Your objective
Search the material for the string "House", then return every line where it is found.

Record list
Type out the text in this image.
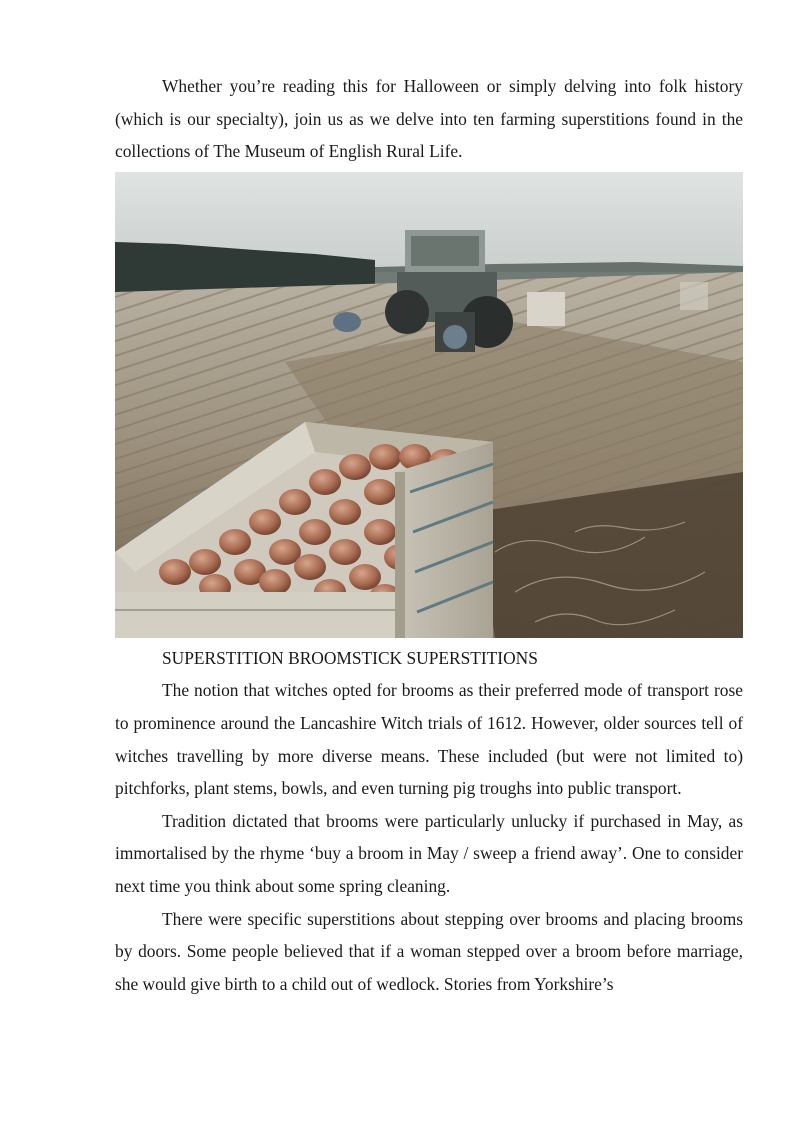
Whether you’re reading this for Halloween or simply delving into folk history (which is our specialty), join us as we delve into ten farming superstitions found in the collections of The Museum of English Rural Life.

SUPERSTITION BROOMSTICK SUPERSTITIONS

The notion that witches opted for brooms as their preferred mode of transport rose to prominence around the Lancashire Witch trials of 1612. However, older sources tell of witches travelling by more diverse means. These included (but were not limited to) pitchforks, plant stems, bowls, and even turning pig troughs into public transport.

Tradition dictated that brooms were particularly unlucky if purchased in May, as immortalised by the rhyme ‘buy a broom in May / sweep a friend away’. One to consider next time you think about some spring cleaning.

There were specific superstitions about stepping over brooms and placing brooms by doors. Some people believed that if a woman stepped over a broom before marriage, she would give birth to a child out of wedlock. Stories from Yorkshire’s
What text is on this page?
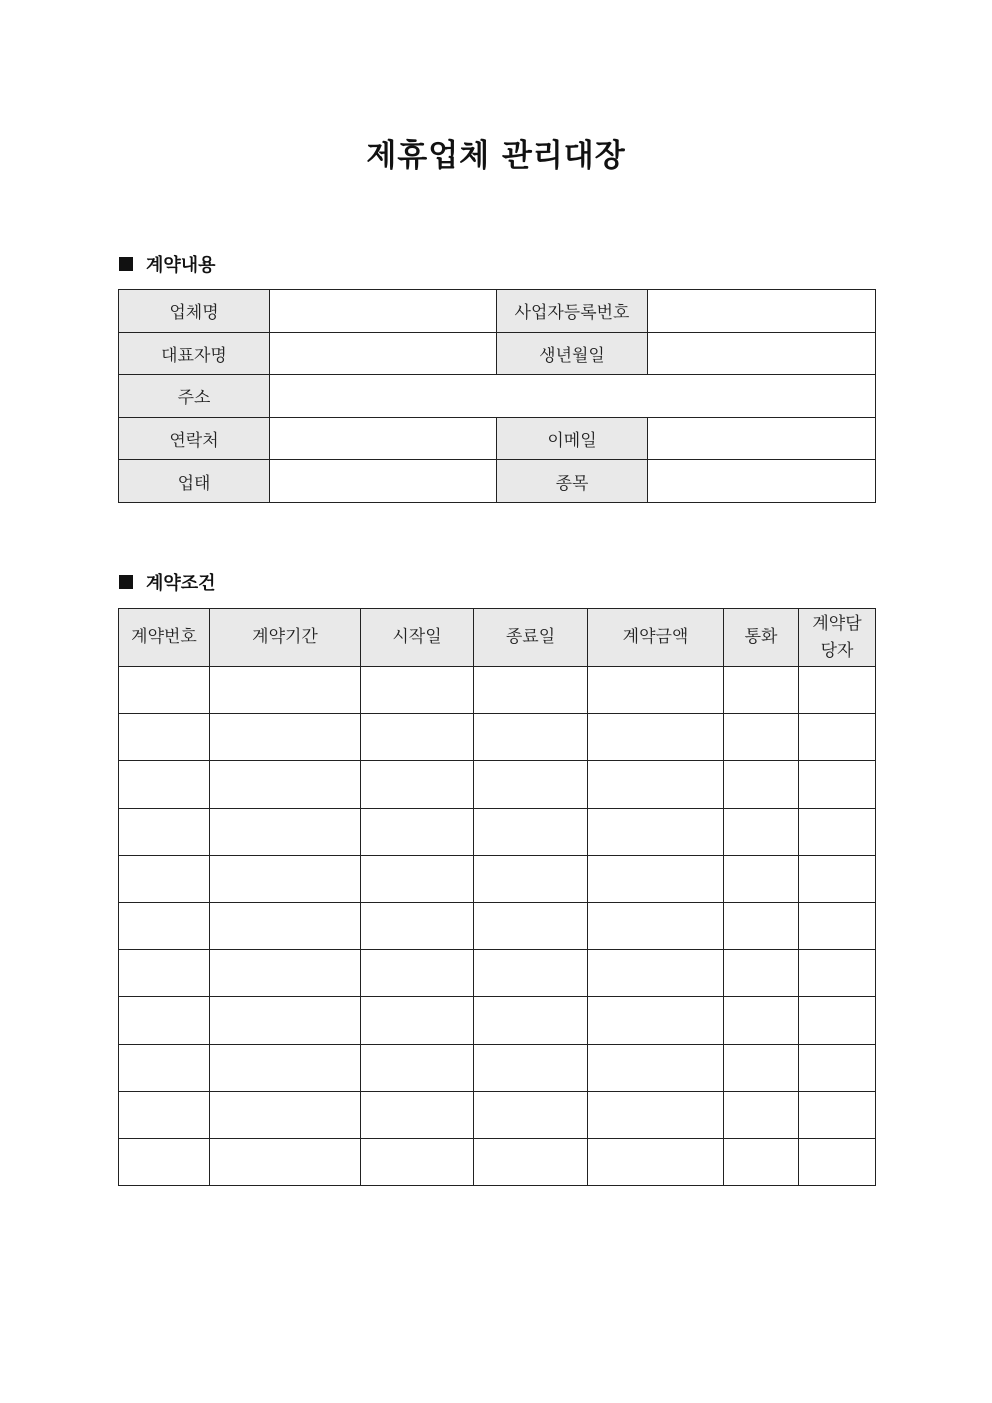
제휴업체 관리대장
계약내용
업체명		사업자등록번호	
대표자명		생년월일	
주소			
연락처		이메일	
업태		종목	
계약조건
계약번호	계약기간	시작일	종료일	계약금액	통화	계약담
당자
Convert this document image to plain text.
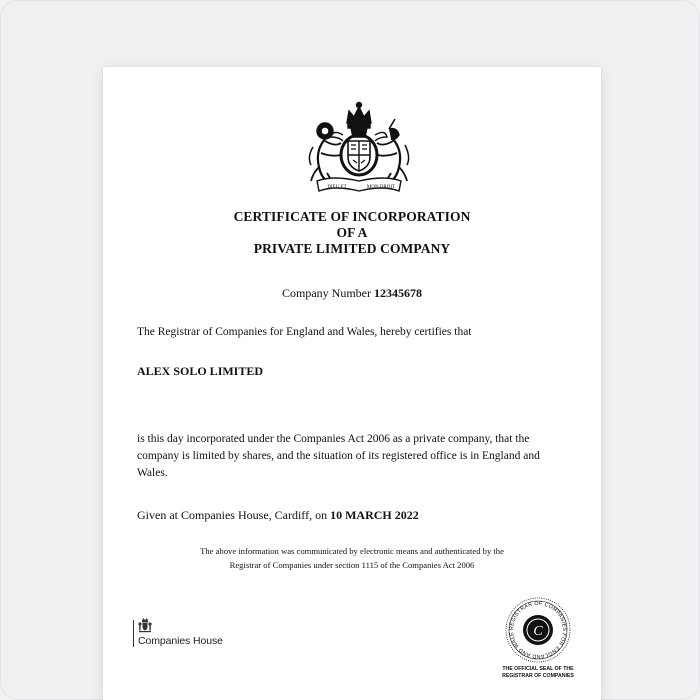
DIEU ET	MON DROIT
CERTIFICATE OF INCORPORATION
OF A
PRIVATE LIMITED COMPANY
Company Number 12345678
The Registrar of Companies for England and Wales, hereby certifies that
ALEX SOLO LIMITED
is this day incorporated under the Companies Act 2006 as a private company, that the company is limited by shares, and the situation of its registered office is in England and Wales.
Given at Companies House, Cardiff, on 10 MARCH 2022
The above information was communicated by electronic means and authenticated by the
Registrar of Companies under section 1115 of the Companies Act 2006
Companies House
REGISTRAR OF COMPANIES FOR ENGLAND AND WALE	C
THE OFFICIAL SEAL OF THE
REGISTRAR OF COMPANIES
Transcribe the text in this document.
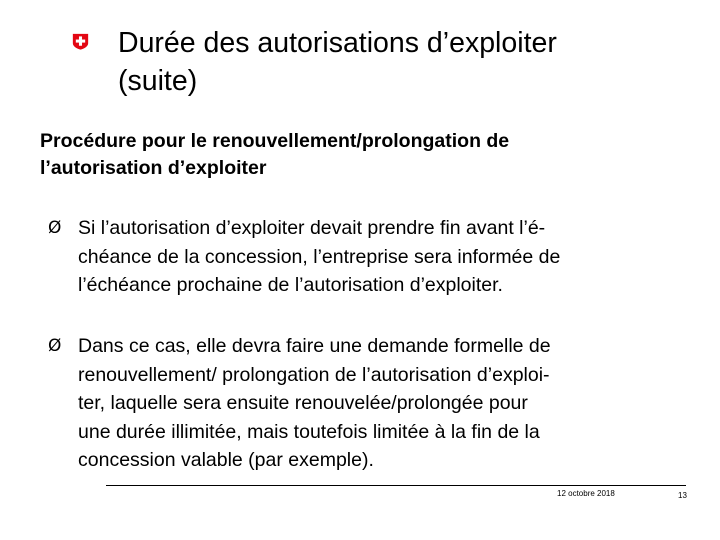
Durée des autorisations d’exploiter
(suite)

Procédure pour le renouvellement/prolongation de
l’autorisation d’exploiter

Ø Si l’autorisation d’exploiter devait prendre fin avant l’é-
chéance de la concession, l’entreprise sera informée de
l’échéance prochaine de l’autorisation d’exploiter.
Ø Dans ce cas, elle devra faire une demande formelle de
renouvellement/ prolongation de l’autorisation d’exploi-
ter, laquelle sera ensuite renouvelée/prolongée pour
une durée illimitée, mais toutefois limitée à la fin de la
concession valable (par exemple).
12 octobre 2018	13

Answer to this exercise
Given at Companies House, Cardiff, on 10 MARCH 2022
Companies House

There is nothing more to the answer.